═════ SOURCE PASSAGE

My main goal for 2011 was
"ending negative self-talk ... no excuses. The changing exterior is great, but the physical weight loss won't matter if I still hate the girl inside."
And while I made some great strides, I'm not sure I can say I've accomplished this just yet. One of my worst habits while binge eating is letting the voice in the back of my head step up to its little invisible microphone and berate me while I continue to eat.
Look at you! You're stupid. You're a failure. Your mother was right, you're obsessive and you can't succeed at this long-term. What is wrong with you? Don't you want it bad enough?
And there, essentially, is the basis for my plateau. Right now, I don't want it bad enough. I don't really want it at all. I'm so overwhelmed with changes, I need even just one thing to be constant.

When I started losing weight, I was in Chicago, and everything came together perfectly. I was starting my first full-time job, but it was a job I had already done, with faculty/a staff I had already worked with. It was a new phase in my professional life, but the transition was a smooth one. I had local, offline support. I had the means to transport myself - walking to the grocery store, taking the bus to the gym, riding the train to my races. I set up new routines that were easy to stick to because I felt in control in other areas of my life. Right now, that isn't the case.

It's a weak excuse - you can't wait forever for the "perfect" moment, for an ideal situation where everything is in your favor, because that moment might never come. So my goal for 2012 (besides continuing on my quest to quiet my negative self thoughts) is to redefine *my* perfection. With one semester under my belt, I am looking forward to no longer being new here, to having my familiarity with the job and the town be a constant I can depend on. Conditions might not be flawless or ideal, but I need to do my best with what I have. I'm reminded of one of my favorite blog posts by Ellen:
... we aren't seeing the overall importance of who we are right now, because we are too focused on the small details. We sometimes lose ourselves when we forget the big picture: how far we've come; how much we've changed; what we've learned ... The past isn't as important as the present; I don't care how many times we feel like we screwed up. If it takes 5 times, 20 times or 50 times to let go of these de-motivators, at least we're here, trying.

══════════

**EXPLORE THE MATERIAL:**
**a.** Condense the paragraph of the weight-loss post that begins "When I started losing weight" into a short bulleted list that keeps its main facts.
**b.** Reproduce the weight-loss post word for word from "My main goal" to "to be constant.".
**c.** Resume the weight-loss post after its final sentence and write the next part.

═════ RECORDED DATA

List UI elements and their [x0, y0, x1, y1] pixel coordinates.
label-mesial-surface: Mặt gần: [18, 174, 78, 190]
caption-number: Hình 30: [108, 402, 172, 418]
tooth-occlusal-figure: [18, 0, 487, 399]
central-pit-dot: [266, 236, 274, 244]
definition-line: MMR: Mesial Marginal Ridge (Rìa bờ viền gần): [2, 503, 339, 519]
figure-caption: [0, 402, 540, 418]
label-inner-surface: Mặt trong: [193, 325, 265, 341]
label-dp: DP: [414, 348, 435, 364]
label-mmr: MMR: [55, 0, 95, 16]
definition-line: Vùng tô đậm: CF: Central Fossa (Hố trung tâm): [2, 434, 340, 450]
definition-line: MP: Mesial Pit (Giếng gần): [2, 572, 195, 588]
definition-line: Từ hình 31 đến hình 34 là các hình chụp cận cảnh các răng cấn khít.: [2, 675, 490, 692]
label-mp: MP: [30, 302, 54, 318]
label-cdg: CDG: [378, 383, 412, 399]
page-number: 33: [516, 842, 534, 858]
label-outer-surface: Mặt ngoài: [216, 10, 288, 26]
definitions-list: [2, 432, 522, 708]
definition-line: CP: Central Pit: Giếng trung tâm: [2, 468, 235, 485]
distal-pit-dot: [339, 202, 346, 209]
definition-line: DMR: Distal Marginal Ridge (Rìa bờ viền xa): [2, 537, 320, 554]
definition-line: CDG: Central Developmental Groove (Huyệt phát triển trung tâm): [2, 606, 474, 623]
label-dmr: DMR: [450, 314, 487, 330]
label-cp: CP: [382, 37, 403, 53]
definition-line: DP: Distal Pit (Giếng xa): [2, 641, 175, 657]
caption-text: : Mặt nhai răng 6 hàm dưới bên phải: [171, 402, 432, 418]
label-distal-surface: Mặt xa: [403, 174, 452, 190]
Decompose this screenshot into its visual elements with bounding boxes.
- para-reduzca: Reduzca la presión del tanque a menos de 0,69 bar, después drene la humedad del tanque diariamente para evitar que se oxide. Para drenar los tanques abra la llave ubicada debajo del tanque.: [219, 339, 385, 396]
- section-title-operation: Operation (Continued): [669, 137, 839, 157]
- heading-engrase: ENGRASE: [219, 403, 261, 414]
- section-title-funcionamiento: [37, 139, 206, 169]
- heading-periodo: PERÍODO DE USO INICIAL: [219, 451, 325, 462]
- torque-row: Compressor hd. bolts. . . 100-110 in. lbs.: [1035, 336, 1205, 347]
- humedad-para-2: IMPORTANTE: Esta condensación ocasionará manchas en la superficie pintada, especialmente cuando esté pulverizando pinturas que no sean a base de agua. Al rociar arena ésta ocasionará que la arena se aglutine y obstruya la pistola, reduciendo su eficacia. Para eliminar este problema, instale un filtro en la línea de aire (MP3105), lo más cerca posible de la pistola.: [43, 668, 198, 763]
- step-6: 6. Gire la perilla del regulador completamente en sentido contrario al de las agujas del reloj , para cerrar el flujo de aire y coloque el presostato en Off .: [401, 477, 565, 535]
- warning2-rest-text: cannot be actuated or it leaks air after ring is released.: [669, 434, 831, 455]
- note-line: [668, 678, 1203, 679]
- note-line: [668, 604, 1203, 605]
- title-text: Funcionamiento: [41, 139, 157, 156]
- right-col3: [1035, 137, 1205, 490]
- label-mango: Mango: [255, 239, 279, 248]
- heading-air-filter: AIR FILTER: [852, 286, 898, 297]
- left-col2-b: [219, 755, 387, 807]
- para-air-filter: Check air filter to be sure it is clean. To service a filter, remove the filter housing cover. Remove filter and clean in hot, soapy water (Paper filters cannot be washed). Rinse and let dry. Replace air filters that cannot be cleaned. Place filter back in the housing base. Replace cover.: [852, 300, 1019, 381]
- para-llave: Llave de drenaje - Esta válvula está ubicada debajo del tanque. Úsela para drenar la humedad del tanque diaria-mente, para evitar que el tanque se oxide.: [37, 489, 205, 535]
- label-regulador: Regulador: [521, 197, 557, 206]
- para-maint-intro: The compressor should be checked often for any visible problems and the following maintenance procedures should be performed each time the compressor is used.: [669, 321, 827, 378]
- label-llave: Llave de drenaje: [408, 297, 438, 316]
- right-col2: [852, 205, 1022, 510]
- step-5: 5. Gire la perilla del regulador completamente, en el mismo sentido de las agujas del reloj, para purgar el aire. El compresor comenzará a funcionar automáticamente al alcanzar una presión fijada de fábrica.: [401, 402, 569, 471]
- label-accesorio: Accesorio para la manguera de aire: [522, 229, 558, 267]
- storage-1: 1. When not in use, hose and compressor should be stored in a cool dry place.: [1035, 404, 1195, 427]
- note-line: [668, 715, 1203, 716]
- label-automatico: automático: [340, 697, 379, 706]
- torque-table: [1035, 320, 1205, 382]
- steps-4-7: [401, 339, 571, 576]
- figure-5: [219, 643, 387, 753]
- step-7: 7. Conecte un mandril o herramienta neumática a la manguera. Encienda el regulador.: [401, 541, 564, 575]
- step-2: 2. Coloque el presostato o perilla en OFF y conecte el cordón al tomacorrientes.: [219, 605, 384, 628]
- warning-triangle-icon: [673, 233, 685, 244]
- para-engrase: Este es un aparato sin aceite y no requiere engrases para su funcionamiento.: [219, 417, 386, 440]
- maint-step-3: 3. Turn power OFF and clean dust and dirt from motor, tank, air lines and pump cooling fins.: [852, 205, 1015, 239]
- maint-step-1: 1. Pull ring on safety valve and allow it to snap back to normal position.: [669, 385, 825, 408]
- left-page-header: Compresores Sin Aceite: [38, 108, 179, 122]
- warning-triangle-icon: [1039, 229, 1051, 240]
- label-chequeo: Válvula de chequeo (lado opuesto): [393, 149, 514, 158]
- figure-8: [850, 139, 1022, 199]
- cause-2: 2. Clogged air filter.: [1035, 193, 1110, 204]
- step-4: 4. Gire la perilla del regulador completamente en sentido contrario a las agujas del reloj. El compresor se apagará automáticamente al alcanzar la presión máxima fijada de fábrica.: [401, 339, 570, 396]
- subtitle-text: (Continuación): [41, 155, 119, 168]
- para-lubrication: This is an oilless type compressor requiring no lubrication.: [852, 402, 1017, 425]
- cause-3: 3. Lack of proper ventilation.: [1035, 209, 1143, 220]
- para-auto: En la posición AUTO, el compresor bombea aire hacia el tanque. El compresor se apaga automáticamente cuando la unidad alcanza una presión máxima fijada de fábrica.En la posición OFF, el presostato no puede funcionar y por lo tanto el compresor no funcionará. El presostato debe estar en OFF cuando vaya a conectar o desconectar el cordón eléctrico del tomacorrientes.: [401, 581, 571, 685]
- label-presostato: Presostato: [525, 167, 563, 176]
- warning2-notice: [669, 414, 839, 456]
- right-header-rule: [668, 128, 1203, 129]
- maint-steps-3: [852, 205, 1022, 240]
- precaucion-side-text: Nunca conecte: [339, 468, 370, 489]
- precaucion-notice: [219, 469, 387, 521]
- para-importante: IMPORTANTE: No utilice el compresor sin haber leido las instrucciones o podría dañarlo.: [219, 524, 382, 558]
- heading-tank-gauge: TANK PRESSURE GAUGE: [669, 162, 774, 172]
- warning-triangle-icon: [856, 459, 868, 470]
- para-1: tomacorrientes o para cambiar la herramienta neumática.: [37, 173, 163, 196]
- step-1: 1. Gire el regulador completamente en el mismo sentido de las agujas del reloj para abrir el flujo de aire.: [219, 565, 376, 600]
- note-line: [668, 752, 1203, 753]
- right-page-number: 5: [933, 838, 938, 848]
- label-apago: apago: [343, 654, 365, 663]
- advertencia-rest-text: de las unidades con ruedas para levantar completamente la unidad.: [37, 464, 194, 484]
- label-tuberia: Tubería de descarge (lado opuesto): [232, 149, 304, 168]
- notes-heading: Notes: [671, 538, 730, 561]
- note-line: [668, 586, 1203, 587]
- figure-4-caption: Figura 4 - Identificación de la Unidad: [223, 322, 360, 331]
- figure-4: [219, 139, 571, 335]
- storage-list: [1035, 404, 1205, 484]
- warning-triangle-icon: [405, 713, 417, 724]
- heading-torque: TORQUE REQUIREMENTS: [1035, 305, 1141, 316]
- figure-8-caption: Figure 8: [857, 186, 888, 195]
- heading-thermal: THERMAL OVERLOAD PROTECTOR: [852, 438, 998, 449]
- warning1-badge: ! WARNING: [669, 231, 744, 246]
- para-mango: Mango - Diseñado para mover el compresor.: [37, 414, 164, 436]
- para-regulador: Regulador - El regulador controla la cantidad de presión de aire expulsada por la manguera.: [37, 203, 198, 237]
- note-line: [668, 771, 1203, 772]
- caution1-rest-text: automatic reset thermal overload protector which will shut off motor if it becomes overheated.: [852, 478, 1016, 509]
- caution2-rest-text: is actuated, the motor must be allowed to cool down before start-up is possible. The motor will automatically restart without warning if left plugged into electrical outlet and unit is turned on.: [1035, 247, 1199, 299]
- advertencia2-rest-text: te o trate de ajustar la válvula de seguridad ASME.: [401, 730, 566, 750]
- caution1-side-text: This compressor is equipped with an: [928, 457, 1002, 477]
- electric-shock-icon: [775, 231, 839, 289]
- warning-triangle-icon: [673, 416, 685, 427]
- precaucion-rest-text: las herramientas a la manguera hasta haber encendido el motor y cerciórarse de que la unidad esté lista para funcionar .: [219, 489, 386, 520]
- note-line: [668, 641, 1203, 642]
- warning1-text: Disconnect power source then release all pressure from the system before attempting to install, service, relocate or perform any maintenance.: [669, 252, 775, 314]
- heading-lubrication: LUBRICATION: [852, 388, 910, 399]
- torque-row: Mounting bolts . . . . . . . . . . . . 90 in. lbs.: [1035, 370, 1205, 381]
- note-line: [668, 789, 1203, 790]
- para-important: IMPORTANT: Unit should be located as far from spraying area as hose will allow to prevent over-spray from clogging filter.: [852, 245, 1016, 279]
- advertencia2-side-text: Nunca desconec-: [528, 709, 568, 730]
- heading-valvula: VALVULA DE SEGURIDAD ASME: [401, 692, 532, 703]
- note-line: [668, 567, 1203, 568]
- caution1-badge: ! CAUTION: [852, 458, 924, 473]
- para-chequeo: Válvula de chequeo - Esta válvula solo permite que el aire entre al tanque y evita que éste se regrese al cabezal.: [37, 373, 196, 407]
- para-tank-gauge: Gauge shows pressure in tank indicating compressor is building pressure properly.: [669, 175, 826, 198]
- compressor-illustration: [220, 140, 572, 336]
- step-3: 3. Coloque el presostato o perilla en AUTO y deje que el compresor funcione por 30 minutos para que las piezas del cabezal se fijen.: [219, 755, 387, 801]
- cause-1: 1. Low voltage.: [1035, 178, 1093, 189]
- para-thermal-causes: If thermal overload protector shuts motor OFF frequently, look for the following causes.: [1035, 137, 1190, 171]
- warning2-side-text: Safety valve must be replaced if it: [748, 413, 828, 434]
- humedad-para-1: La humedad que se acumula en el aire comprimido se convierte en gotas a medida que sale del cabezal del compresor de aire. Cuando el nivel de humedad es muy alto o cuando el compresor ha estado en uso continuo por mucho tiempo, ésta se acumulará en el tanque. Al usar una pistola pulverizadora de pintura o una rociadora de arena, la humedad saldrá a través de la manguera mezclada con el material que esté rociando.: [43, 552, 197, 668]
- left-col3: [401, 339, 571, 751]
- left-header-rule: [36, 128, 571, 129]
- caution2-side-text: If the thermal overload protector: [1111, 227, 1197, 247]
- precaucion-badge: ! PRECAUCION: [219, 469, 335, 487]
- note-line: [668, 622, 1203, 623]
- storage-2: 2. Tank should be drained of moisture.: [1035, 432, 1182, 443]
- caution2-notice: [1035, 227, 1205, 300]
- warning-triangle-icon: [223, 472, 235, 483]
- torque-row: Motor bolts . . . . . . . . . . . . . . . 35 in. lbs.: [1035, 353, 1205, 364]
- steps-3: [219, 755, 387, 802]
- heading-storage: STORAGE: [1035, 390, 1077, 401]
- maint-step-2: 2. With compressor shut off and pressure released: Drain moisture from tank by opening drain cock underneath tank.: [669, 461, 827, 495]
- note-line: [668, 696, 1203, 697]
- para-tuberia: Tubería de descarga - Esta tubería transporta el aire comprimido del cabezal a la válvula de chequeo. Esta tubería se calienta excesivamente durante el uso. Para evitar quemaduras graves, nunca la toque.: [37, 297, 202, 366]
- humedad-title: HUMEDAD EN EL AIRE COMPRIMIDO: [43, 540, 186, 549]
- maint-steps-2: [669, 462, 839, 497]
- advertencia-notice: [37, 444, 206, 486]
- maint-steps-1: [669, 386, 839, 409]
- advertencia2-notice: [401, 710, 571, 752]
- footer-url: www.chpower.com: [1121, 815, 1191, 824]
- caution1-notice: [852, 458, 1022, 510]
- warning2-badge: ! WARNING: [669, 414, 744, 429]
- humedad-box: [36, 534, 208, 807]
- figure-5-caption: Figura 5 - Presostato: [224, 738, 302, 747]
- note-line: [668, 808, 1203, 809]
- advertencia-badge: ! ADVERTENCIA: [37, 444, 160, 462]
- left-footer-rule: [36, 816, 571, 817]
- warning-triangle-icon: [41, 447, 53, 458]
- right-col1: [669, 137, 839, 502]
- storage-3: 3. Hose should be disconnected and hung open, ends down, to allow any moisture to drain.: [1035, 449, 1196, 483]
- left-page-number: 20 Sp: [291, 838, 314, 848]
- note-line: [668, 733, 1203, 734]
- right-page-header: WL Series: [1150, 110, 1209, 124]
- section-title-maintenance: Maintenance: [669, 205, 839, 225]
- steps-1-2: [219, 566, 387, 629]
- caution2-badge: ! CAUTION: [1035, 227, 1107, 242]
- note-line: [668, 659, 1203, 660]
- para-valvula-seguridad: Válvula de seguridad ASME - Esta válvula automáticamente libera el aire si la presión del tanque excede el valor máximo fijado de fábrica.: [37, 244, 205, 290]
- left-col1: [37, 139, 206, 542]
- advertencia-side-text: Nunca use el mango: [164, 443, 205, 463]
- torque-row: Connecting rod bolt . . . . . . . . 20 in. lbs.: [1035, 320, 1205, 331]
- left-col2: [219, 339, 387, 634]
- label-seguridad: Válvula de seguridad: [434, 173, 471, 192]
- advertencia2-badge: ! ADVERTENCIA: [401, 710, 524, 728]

══════════

**SOLVED TASKS:**
**a.**
- Weight loss began in Chicago, when conditions lined up well.
- The writer was starting a first full-time job. It was a job already done before, with faculty and staff already known, so the transition went smoothly.
- Local, offline support was available.
- Getting around was easy: walking to the grocery store, taking the bus to the gym, riding the train to races.
- New routines were easy to keep because other areas of life felt under control.
- That is no longer the case.

**b.**
My main goal for 2011 was
"ending negative self-talk ... no excuses. The changing exterior is great, but the physical weight loss won't matter if I still hate the girl inside."
And while I made some great strides, I'm not sure I can say I've accomplished this just yet. One of my worst habits while binge eating is letting the voice in the back of my head step up to its little invisible microphone and berate me while I continue to eat.
Look at you! You're stupid. You're a failure. Your mother was right, you're obsessive and you can't succeed at this long-term. What is wrong with you? Don't you want it bad enough?
And there, essentially, is the basis for my plateau. Right now, I don't want it bad enough. I don't really want it at all. I'm so overwhelmed with changes, I need even just one thing to be constant.

**c.**
Because when it comes down to it, I really do want it bad enough. I want to live a healthy, happy, satisfied life. And that satisfaction isn't found in a binge. I felt it when I properly nourished and hydrated my body, when I worked out because I loved to and not to punish myself for overeating, when I felt happy with my life in spite of imperfections because every decision I made was one that supported my long-term goals.


Anonymous said...

You, my dear... are AMAZING. This is such a well written and heart felt post. You dug deep for this one girlie, and you deserve the insight you gained. You deserve the happiness and health that has blossomed for you in 2011... and all of the wonderful things to come your way in 2012. You have inspired so many people, including me! No negative self talk - oh girl, you have no idea how powerful that rule is. Good for you. The sky is the limit, keep going and never give up. You're.Worth.It.

Lorrie Haley said...

Your post really describes how I feel right now. I wish I could feel that same sense of motivation and drive that I did about 1 year ago. It's true that we need some positive self talk to get us on the right track again...but that's easier said than done sometimes.

Polar's Mom said...

You know I get it when people slip up, because for me losing weight has to come when a perfect storm of planets align. It takes me putting them into alignment, but at the same time, all it takes is one to slip out of joint and my whole mission can be derailed. But that is me...losing weight during such change is undeniably difficult, but not gaining back 10 times what you did is commendable.

Tim said...

Great post, Mary. I also love that paragraph from Ellen's post!

You've had one hell of a year and I think you've done fantastic.